--- START OF RECORDS SHOWN ---
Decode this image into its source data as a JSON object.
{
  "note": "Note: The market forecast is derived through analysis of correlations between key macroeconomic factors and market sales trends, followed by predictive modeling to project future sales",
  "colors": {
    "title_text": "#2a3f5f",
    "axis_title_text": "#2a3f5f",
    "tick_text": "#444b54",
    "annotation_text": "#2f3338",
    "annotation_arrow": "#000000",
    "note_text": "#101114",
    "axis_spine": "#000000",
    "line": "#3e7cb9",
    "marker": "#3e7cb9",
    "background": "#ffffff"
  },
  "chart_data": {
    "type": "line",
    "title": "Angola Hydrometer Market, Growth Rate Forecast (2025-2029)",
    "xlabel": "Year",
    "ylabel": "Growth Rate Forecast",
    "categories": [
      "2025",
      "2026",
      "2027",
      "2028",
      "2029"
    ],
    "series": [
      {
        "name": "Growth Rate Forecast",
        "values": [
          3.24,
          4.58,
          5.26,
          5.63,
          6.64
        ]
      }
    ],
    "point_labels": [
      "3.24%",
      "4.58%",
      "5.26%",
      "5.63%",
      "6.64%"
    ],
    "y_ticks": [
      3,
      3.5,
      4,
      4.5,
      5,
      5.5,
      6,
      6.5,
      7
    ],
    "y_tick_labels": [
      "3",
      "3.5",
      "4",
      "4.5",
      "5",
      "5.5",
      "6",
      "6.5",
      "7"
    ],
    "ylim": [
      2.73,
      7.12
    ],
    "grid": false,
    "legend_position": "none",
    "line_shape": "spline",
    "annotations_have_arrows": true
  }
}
--- END OF RECORDS SHOWN ---
* _DIRECTIONS_
Copy out the data shown above without altering anything.

* _ANSWER TO THE PROBLEM_
Decode this image into its source data as a JSON object.
{
  "note": "Note: The market forecast is derived through analysis of correlations between key macroeconomic factors and market sales trends, followed by predictive modeling to project future sales",
  "colors": {
    "title_text": "#2a3f5f",
    "axis_title_text": "#2a3f5f",
    "tick_text": "#444b54",
    "annotation_text": "#2f3338",
    "annotation_arrow": "#000000",
    "note_text": "#101114",
    "axis_spine": "#000000",
    "line": "#3e7cb9",
    "marker": "#3e7cb9",
    "background": "#ffffff"
  },
  "chart_data": {
    "type": "line",
    "title": "Angola Hydrometer Market, Growth Rate Forecast (2025-2029)",
    "xlabel": "Year",
    "ylabel": "Growth Rate Forecast",
    "categories": [
      "2025",
      "2026",
      "2027",
      "2028",
      "2029"
    ],
    "series": [
      {
        "name": "Growth Rate Forecast",
        "values": [
          3.24,
          4.58,
          5.26,
          5.63,
          6.64
        ]
      }
    ],
    "point_labels": [
      "3.24%",
      "4.58%",
      "5.26%",
      "5.63%",
      "6.64%"
    ],
    "y_ticks": [
      3,
      3.5,
      4,
      4.5,
      5,
      5.5,
      6,
      6.5,
      7
    ],
    "y_tick_labels": [
      "3",
      "3.5",
      "4",
      "4.5",
      "5",
      "5.5",
      "6",
      "6.5",
      "7"
    ],
    "ylim": [
      2.73,
      7.12
    ],
    "grid": false,
    "legend_position": "none",
    "line_shape": "spline",
    "annotations_have_arrows": true
  }
}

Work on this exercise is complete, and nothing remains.